━━━━━ Data shown
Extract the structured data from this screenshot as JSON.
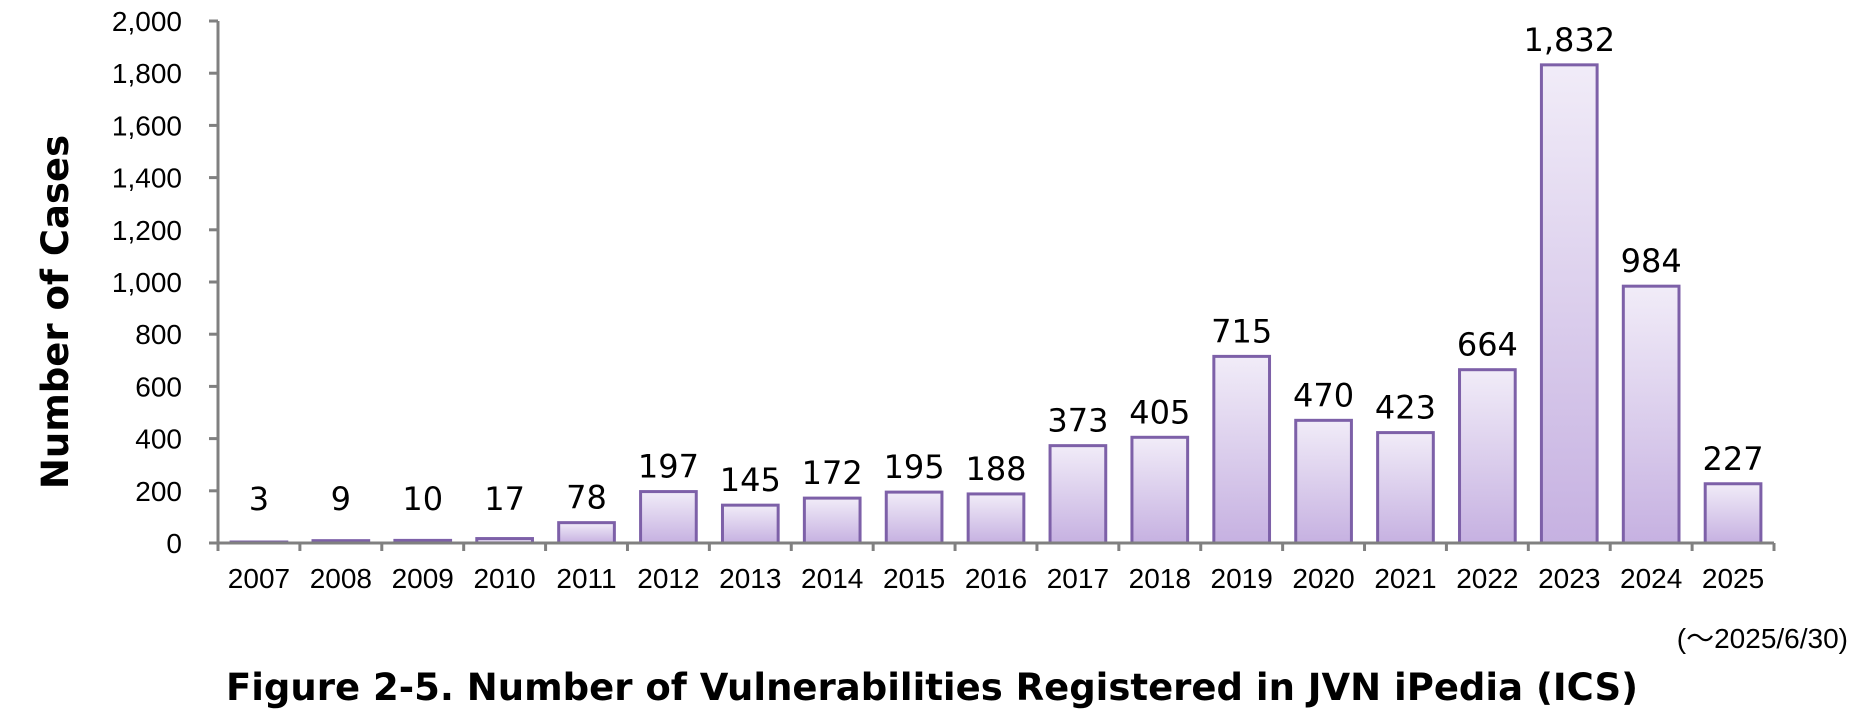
{
  "chart_data": {
    "type": "bar",
    "categories": [
      "2007",
      "2008",
      "2009",
      "2010",
      "2011",
      "2012",
      "2013",
      "2014",
      "2015",
      "2016",
      "2017",
      "2018",
      "2019",
      "2020",
      "2021",
      "2022",
      "2023",
      "2024",
      "2025"
    ],
    "values": [
      3,
      9,
      10,
      17,
      78,
      197,
      145,
      172,
      195,
      188,
      373,
      405,
      715,
      470,
      423,
      664,
      1832,
      984,
      227
    ],
    "data_labels": [
      "3",
      "9",
      "10",
      "17",
      "78",
      "197",
      "145",
      "172",
      "195",
      "188",
      "373",
      "405",
      "715",
      "470",
      "423",
      "664",
      "1,832",
      "984",
      "227"
    ],
    "title": "",
    "xlabel": "",
    "ylabel": "Number of Cases",
    "ylim": [
      0,
      2000
    ],
    "yticks": [
      "0",
      "200",
      "400",
      "600",
      "800",
      "1,000",
      "1,200",
      "1,400",
      "1,600",
      "1,800",
      "2,000"
    ],
    "note": "(～2025/6/30)",
    "grid": false,
    "colors": {
      "bar_top": "#f1ecf8",
      "bar_bottom": "#c6b1e1",
      "bar_border": "#7d60a8",
      "axis": "#808080"
    }
  },
  "caption": "Figure 2-5. Number of Vulnerabilities Registered in JVN iPedia (ICS)"
}
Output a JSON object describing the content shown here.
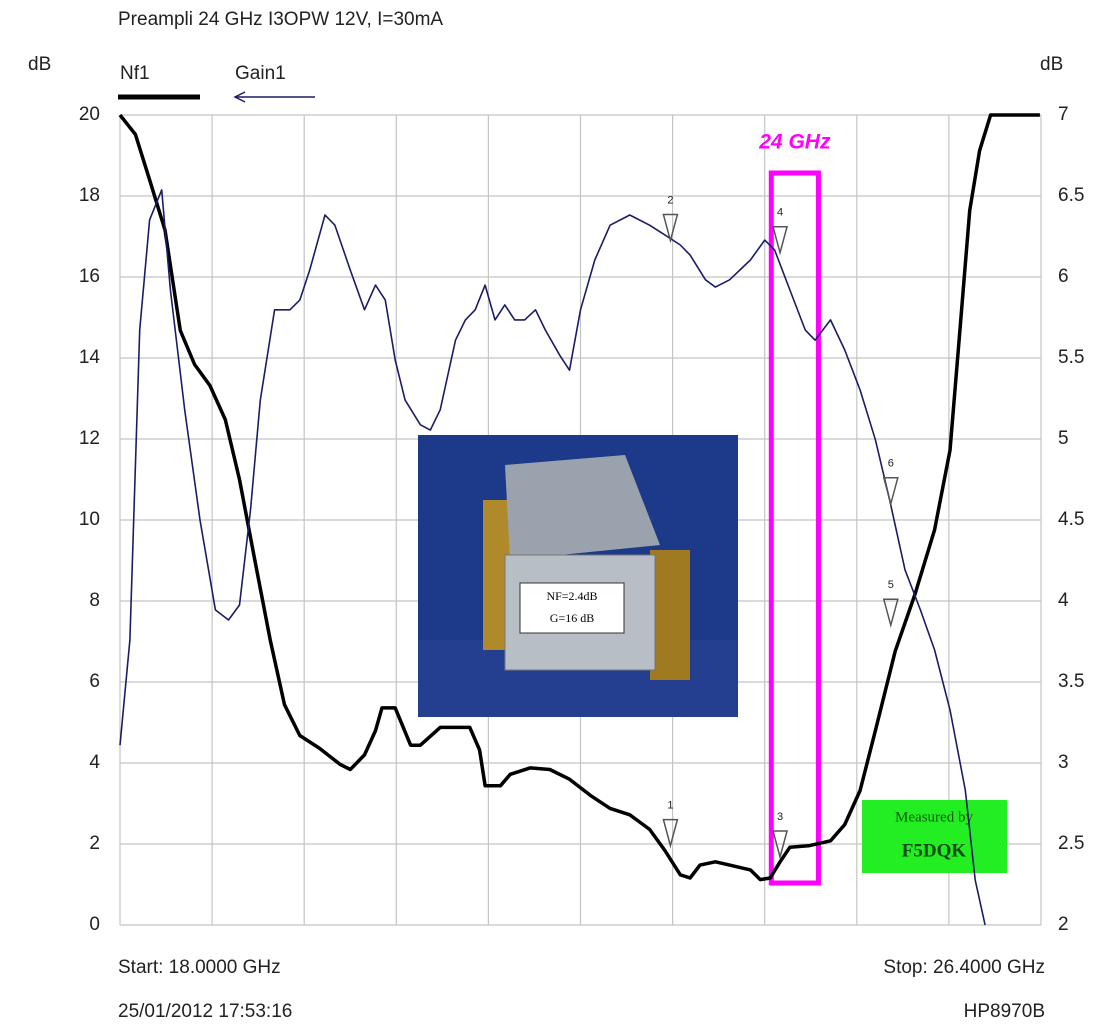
{
  "chart_data": {
    "type": "line",
    "title": "Preampli 24 GHz I3OPW 12V, I=30mA",
    "y_label": "dB",
    "y2_label": "dB",
    "start_label": "Start: 18.0000 GHz",
    "stop_label": "Stop: 26.4000 GHz",
    "timestamp": "25/01/2012 17:53:16",
    "instrument": "HP8970B",
    "xlim": [
      18,
      26.4
    ],
    "xticks": [
      18,
      18.84,
      19.68,
      20.52,
      21.36,
      22.2,
      23.04,
      23.88,
      24.72,
      25.56,
      26.4
    ],
    "ylim": [
      0,
      20
    ],
    "yticks": [
      0,
      2,
      4,
      6,
      8,
      10,
      12,
      14,
      16,
      18,
      20
    ],
    "y2lim": [
      2,
      7
    ],
    "y2ticks": [
      2,
      2.5,
      3,
      3.5,
      4,
      4.5,
      5,
      5.5,
      6,
      6.5,
      7
    ],
    "grid": true,
    "series": [
      {
        "name": "Nf1",
        "color": "#000000",
        "axis": "y2",
        "x": [
          18.0,
          18.14,
          18.27,
          18.41,
          18.55,
          18.68,
          18.82,
          18.96,
          19.09,
          19.23,
          19.37,
          19.5,
          19.64,
          19.82,
          20.01,
          20.1,
          20.23,
          20.33,
          20.39,
          20.51,
          20.65,
          20.74,
          20.92,
          21.19,
          21.28,
          21.33,
          21.47,
          21.56,
          21.74,
          21.92,
          22.1,
          22.29,
          22.47,
          22.65,
          22.83,
          22.97,
          23.11,
          23.2,
          23.29,
          23.43,
          23.56,
          23.75,
          23.84,
          23.93,
          24.02,
          24.11,
          24.29,
          24.48,
          24.61,
          24.75,
          24.89,
          25.07,
          25.25,
          25.43,
          25.57,
          25.66,
          25.75,
          25.84,
          25.94,
          26.39
        ],
        "values": [
          7.0,
          6.88,
          6.6,
          6.29,
          5.67,
          5.46,
          5.33,
          5.12,
          4.75,
          4.25,
          3.76,
          3.36,
          3.17,
          3.09,
          2.99,
          2.96,
          3.05,
          3.2,
          3.34,
          3.34,
          3.11,
          3.11,
          3.22,
          3.22,
          3.08,
          2.86,
          2.86,
          2.93,
          2.97,
          2.96,
          2.9,
          2.8,
          2.72,
          2.68,
          2.59,
          2.46,
          2.31,
          2.29,
          2.37,
          2.39,
          2.37,
          2.34,
          2.28,
          2.29,
          2.39,
          2.48,
          2.49,
          2.52,
          2.62,
          2.83,
          3.2,
          3.69,
          4.04,
          4.44,
          4.93,
          5.67,
          6.41,
          6.78,
          7.0,
          7.0
        ]
      },
      {
        "name": "Gain1",
        "color": "#1c1c66",
        "x": [
          18.0,
          18.09,
          18.18,
          18.27,
          18.38,
          18.46,
          18.59,
          18.73,
          18.87,
          18.99,
          19.09,
          19.19,
          19.28,
          19.41,
          19.55,
          19.64,
          19.73,
          19.87,
          19.96,
          20.1,
          20.23,
          20.33,
          20.42,
          20.51,
          20.6,
          20.74,
          20.83,
          20.92,
          21.06,
          21.15,
          21.24,
          21.33,
          21.42,
          21.51,
          21.6,
          21.69,
          21.79,
          21.88,
          22.01,
          22.1,
          22.2,
          22.33,
          22.47,
          22.65,
          22.83,
          22.97,
          23.11,
          23.2,
          23.34,
          23.43,
          23.56,
          23.75,
          23.88,
          23.97,
          24.11,
          24.25,
          24.34,
          24.48,
          24.61,
          24.75,
          24.89,
          25.02,
          25.16,
          25.3,
          25.43,
          25.57,
          25.71,
          25.8,
          25.89
        ],
        "values": [
          4.44,
          7.04,
          14.69,
          17.41,
          18.15,
          15.68,
          12.72,
          10.0,
          7.78,
          7.53,
          7.9,
          10.25,
          12.96,
          15.19,
          15.19,
          15.43,
          16.17,
          17.53,
          17.28,
          16.17,
          15.19,
          15.8,
          15.43,
          13.95,
          12.96,
          12.35,
          12.22,
          12.72,
          14.44,
          14.94,
          15.19,
          15.8,
          14.94,
          15.31,
          14.94,
          14.94,
          15.19,
          14.69,
          14.07,
          13.7,
          15.19,
          16.42,
          17.28,
          17.53,
          17.28,
          17.04,
          16.79,
          16.54,
          15.93,
          15.75,
          15.93,
          16.42,
          16.91,
          16.67,
          15.68,
          14.69,
          14.44,
          14.94,
          14.2,
          13.21,
          11.98,
          10.49,
          8.77,
          7.78,
          6.79,
          5.31,
          3.33,
          1.11,
          0
        ]
      }
    ],
    "markers": [
      {
        "label": "1",
        "series": 0,
        "x": 23.02,
        "value": 2.49
      },
      {
        "label": "2",
        "series": 1,
        "x": 23.02,
        "value": 16.9
      },
      {
        "label": "3",
        "series": 0,
        "x": 24.02,
        "value": 2.42
      },
      {
        "label": "4",
        "series": 1,
        "x": 24.02,
        "value": 16.6
      },
      {
        "label": "5",
        "series": 0,
        "x": 25.03,
        "value": 3.85
      },
      {
        "label": "6",
        "series": 1,
        "x": 25.03,
        "value": 10.4
      }
    ],
    "highlight": {
      "label": "24 GHz",
      "color": "#ff00ff",
      "x": [
        23.94,
        24.37
      ]
    },
    "inset": {
      "label_lines": [
        "NF=2.4dB",
        "G=16 dB"
      ]
    },
    "stamp": {
      "lines": [
        "Measured by",
        "F5DQK"
      ]
    }
  }
}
━━━━━━━━━━
* [Directions for this task]: Go through the entries above and count the lines containing the word "Number"; give only that count.

* [Solution to this task]: 2